WHAT YOU ARE ASKED TO DO — Copy out each line exactly as it appears.

EXERCISE MATERIALS —
** BEGIN **

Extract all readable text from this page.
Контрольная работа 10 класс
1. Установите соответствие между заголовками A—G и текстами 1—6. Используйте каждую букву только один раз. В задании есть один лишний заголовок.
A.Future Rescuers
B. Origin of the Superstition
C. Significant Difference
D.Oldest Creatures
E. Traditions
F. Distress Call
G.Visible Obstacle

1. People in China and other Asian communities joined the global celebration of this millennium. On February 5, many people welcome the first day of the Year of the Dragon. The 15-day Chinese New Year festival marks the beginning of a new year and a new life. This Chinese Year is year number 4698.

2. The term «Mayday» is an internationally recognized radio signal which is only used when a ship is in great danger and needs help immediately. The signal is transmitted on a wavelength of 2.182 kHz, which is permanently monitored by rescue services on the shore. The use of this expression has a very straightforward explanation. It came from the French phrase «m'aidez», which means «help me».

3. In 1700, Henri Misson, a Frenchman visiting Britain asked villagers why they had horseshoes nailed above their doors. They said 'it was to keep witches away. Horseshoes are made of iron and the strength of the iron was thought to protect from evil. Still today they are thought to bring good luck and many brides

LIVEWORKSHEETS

** END **

TASK RESULT —
Extract all readable text from this page.
Контрольная работа 10 класс
1. Установите соответствие между заголовками A—G и текстами 1—6. Используйте каждую букву только один раз. В задании есть один лишний заголовок.
A.Future Rescuers
B. Origin of the Superstition
C. Significant Difference
D.Oldest Creatures
E. Traditions
F. Distress Call
G.Visible Obstacle

1. People in China and other Asian communities joined the global celebration of this millennium. On February 5, many people welcome the first day of the Year of the Dragon. The 15-day Chinese New Year festival marks the beginning of a new year and a new life. This Chinese Year is year number 4698.

2. The term «Mayday» is an internationally recognized radio signal which is only used when a ship is in great danger and needs help immediately. The signal is transmitted on a wavelength of 2.182 kHz, which is permanently monitored by rescue services on the shore. The use of this expression has a very straightforward explanation. It came from the French phrase «m'aidez», which means «help me».

3. In 1700, Henri Misson, a Frenchman visiting Britain asked villagers why they had horseshoes nailed above their doors. They said 'it was to keep witches away. Horseshoes are made of iron and the strength of the iron was thought to protect from evil. Still today they are thought to bring good luck and many brides

LIVEWORKSHEETS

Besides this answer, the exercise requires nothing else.